REQUIREMENTS
Copy everything in the data below exactly except the pictures.

INPUT RECORDS

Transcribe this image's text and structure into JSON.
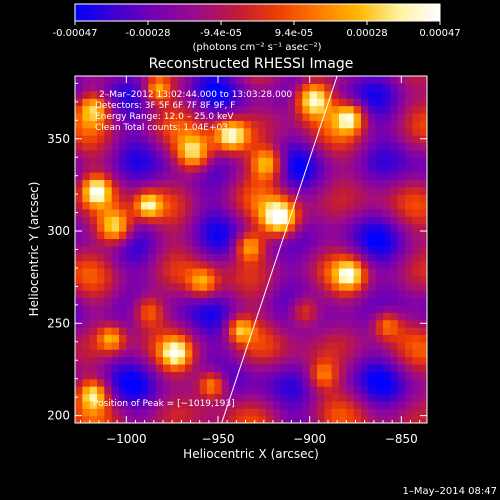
{
  "colorbar": {
    "ticks": [
      "-0.00047",
      "-0.00028",
      "-9.4e-05",
      "9.4e-05",
      "0.00028",
      "0.00047"
    ],
    "label": "(photons cm⁻² s⁻¹ asec⁻²)",
    "range": [
      -0.00047,
      0.00047
    ],
    "colors": [
      "#0000ff",
      "#3e00d0",
      "#7800b0",
      "#9b0b8a",
      "#c01a3a",
      "#ee3d05",
      "#ff7a00",
      "#ffb800",
      "#fff2a0",
      "#ffffff"
    ]
  },
  "chart_data": {
    "type": "heatmap",
    "title": "Reconstructed RHESSI Image",
    "xlabel": "Heliocentric X (arcsec)",
    "ylabel": "Heliocentric Y (arcsec)",
    "xlim": [
      -1028,
      -836
    ],
    "ylim": [
      196,
      384
    ],
    "xticks": [
      -1000,
      -950,
      -900,
      -850
    ],
    "xtick_labels": [
      "−1000",
      "−950",
      "−900",
      "−850"
    ],
    "yticks": [
      200,
      250,
      300,
      350
    ],
    "ytick_labels": [
      "200",
      "250",
      "300",
      "350"
    ],
    "annotations": [
      "2–Mar–2012 13:02:44.000 to 13:03:28.000",
      "Detectors: 3F 5F 6F 7F 8F 9F, F",
      "Energy Range: 12.0 – 25.0 keV",
      "Clean     Total counts: 1.04E+03"
    ],
    "peak_label": "Position of Peak = [−1019,193]",
    "peak_position": [
      -1019,
      193
    ],
    "limb_line": [
      [
        -948,
        196
      ],
      [
        -885,
        384
      ]
    ],
    "note": "Pixel intensity field reconstructed approximately; bright (yellow/white) emission concentrated along upper-left and limb, purple background elsewhere."
  },
  "footer": {
    "date": "1–May–2014 08:47"
  }
}
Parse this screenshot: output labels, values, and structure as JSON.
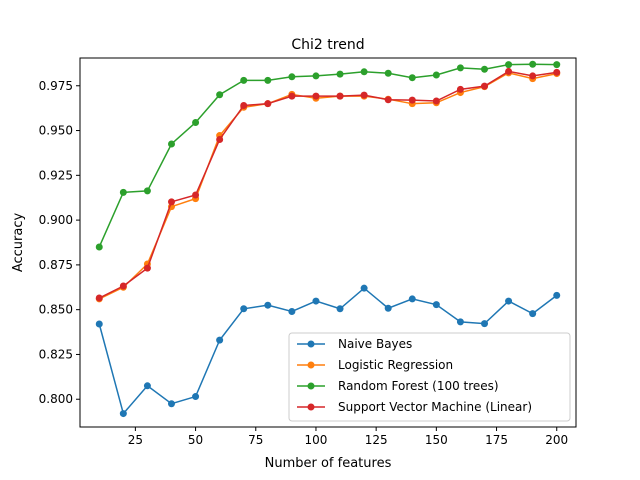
{
  "chart_data": {
    "type": "line",
    "title": "Chi2 trend",
    "xlabel": "Number of features",
    "ylabel": "Accuracy",
    "xlim": [
      2,
      208
    ],
    "ylim": [
      0.7845,
      0.9905
    ],
    "xticks": [
      25,
      50,
      75,
      100,
      125,
      150,
      175,
      200
    ],
    "xtick_labels": [
      "25",
      "50",
      "75",
      "100",
      "125",
      "150",
      "175",
      "200"
    ],
    "yticks": [
      0.8,
      0.825,
      0.85,
      0.875,
      0.9,
      0.925,
      0.95,
      0.975
    ],
    "ytick_labels": [
      "0.800",
      "0.825",
      "0.850",
      "0.875",
      "0.900",
      "0.925",
      "0.950",
      "0.975"
    ],
    "grid": false,
    "legend_position": "lower-right",
    "x": [
      10,
      20,
      30,
      40,
      50,
      60,
      70,
      80,
      90,
      100,
      110,
      120,
      130,
      140,
      150,
      160,
      170,
      180,
      190,
      200
    ],
    "series": [
      {
        "name": "Naive Bayes",
        "color": "#1f77b4",
        "values": [
          0.842,
          0.792,
          0.8075,
          0.7975,
          0.8015,
          0.833,
          0.8505,
          0.8525,
          0.849,
          0.8548,
          0.8505,
          0.862,
          0.8508,
          0.856,
          0.8528,
          0.8432,
          0.8422,
          0.8548,
          0.8478,
          0.858
        ]
      },
      {
        "name": "Logistic Regression",
        "color": "#ff7f0e",
        "values": [
          0.856,
          0.8625,
          0.8755,
          0.9075,
          0.912,
          0.9472,
          0.963,
          0.965,
          0.9702,
          0.968,
          0.9692,
          0.9692,
          0.9675,
          0.965,
          0.9655,
          0.9712,
          0.9745,
          0.9822,
          0.979,
          0.9818
        ]
      },
      {
        "name": "Random Forest (100 trees)",
        "color": "#2ca02c",
        "values": [
          0.885,
          0.9155,
          0.9163,
          0.9425,
          0.9545,
          0.97,
          0.978,
          0.978,
          0.98,
          0.9805,
          0.9815,
          0.9828,
          0.982,
          0.9795,
          0.981,
          0.985,
          0.9842,
          0.9868,
          0.987,
          0.9868
        ]
      },
      {
        "name": "Support Vector Machine (Linear)",
        "color": "#d62728",
        "values": [
          0.8565,
          0.8632,
          0.8732,
          0.9102,
          0.914,
          0.945,
          0.964,
          0.965,
          0.9692,
          0.9692,
          0.9692,
          0.9698,
          0.9672,
          0.967,
          0.9665,
          0.973,
          0.9748,
          0.983,
          0.9805,
          0.9825
        ]
      }
    ]
  }
}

THE SOLUTION
Transcribe this image's text and structure into JSON.
{
  "colorbar": {
    "ticks": [
      "-0.00047",
      "-0.00028",
      "-9.4e-05",
      "9.4e-05",
      "0.00028",
      "0.00047"
    ],
    "label": "(photons cm⁻² s⁻¹ asec⁻²)",
    "range": [
      -0.00047,
      0.00047
    ],
    "colors": [
      "#0000ff",
      "#3e00d0",
      "#7800b0",
      "#9b0b8a",
      "#c01a3a",
      "#ee3d05",
      "#ff7a00",
      "#ffb800",
      "#fff2a0",
      "#ffffff"
    ]
  },
  "chart_data": {
    "type": "heatmap",
    "title": "Reconstructed RHESSI Image",
    "xlabel": "Heliocentric X (arcsec)",
    "ylabel": "Heliocentric Y (arcsec)",
    "xlim": [
      -1028,
      -836
    ],
    "ylim": [
      196,
      384
    ],
    "xticks": [
      -1000,
      -950,
      -900,
      -850
    ],
    "xtick_labels": [
      "−1000",
      "−950",
      "−900",
      "−850"
    ],
    "yticks": [
      200,
      250,
      300,
      350
    ],
    "ytick_labels": [
      "200",
      "250",
      "300",
      "350"
    ],
    "annotations": [
      "2–Mar–2012 13:02:44.000 to 13:03:28.000",
      "Detectors: 3F 5F 6F 7F 8F 9F, F",
      "Energy Range: 12.0 – 25.0 keV",
      "Clean     Total counts: 1.04E+03"
    ],
    "peak_label": "Position of Peak = [−1019,193]",
    "peak_position": [
      -1019,
      193
    ],
    "limb_line": [
      [
        -948,
        196
      ],
      [
        -885,
        384
      ]
    ],
    "note": "Pixel intensity field reconstructed approximately; bright (yellow/white) emission concentrated along upper-left and limb, purple background elsewhere."
  },
  "footer": {
    "date": "1–May–2014 08:47"
  }
}
Parse this screenshot: output labels, values, and structure as JSON.
{
  "chart_data": {
    "type": "line",
    "title": "Chi2 trend",
    "xlabel": "Number of features",
    "ylabel": "Accuracy",
    "xlim": [
      2,
      208
    ],
    "ylim": [
      0.7845,
      0.9905
    ],
    "xticks": [
      25,
      50,
      75,
      100,
      125,
      150,
      175,
      200
    ],
    "xtick_labels": [
      "25",
      "50",
      "75",
      "100",
      "125",
      "150",
      "175",
      "200"
    ],
    "yticks": [
      0.8,
      0.825,
      0.85,
      0.875,
      0.9,
      0.925,
      0.95,
      0.975
    ],
    "ytick_labels": [
      "0.800",
      "0.825",
      "0.850",
      "0.875",
      "0.900",
      "0.925",
      "0.950",
      "0.975"
    ],
    "grid": false,
    "legend_position": "lower-right",
    "x": [
      10,
      20,
      30,
      40,
      50,
      60,
      70,
      80,
      90,
      100,
      110,
      120,
      130,
      140,
      150,
      160,
      170,
      180,
      190,
      200
    ],
    "series": [
      {
        "name": "Naive Bayes",
        "color": "#1f77b4",
        "values": [
          0.842,
          0.792,
          0.8075,
          0.7975,
          0.8015,
          0.833,
          0.8505,
          0.8525,
          0.849,
          0.8548,
          0.8505,
          0.862,
          0.8508,
          0.856,
          0.8528,
          0.8432,
          0.8422,
          0.8548,
          0.8478,
          0.858
        ]
      },
      {
        "name": "Logistic Regression",
        "color": "#ff7f0e",
        "values": [
          0.856,
          0.8625,
          0.8755,
          0.9075,
          0.912,
          0.9472,
          0.963,
          0.965,
          0.9702,
          0.968,
          0.9692,
          0.9692,
          0.9675,
          0.965,
          0.9655,
          0.9712,
          0.9745,
          0.9822,
          0.979,
          0.9818
        ]
      },
      {
        "name": "Random Forest (100 trees)",
        "color": "#2ca02c",
        "values": [
          0.885,
          0.9155,
          0.9163,
          0.9425,
          0.9545,
          0.97,
          0.978,
          0.978,
          0.98,
          0.9805,
          0.9815,
          0.9828,
          0.982,
          0.9795,
          0.981,
          0.985,
          0.9842,
          0.9868,
          0.987,
          0.9868
        ]
      },
      {
        "name": "Support Vector Machine (Linear)",
        "color": "#d62728",
        "values": [
          0.8565,
          0.8632,
          0.8732,
          0.9102,
          0.914,
          0.945,
          0.964,
          0.965,
          0.9692,
          0.9692,
          0.9692,
          0.9698,
          0.9672,
          0.967,
          0.9665,
          0.973,
          0.9748,
          0.983,
          0.9805,
          0.9825
        ]
      }
    ]
  }
}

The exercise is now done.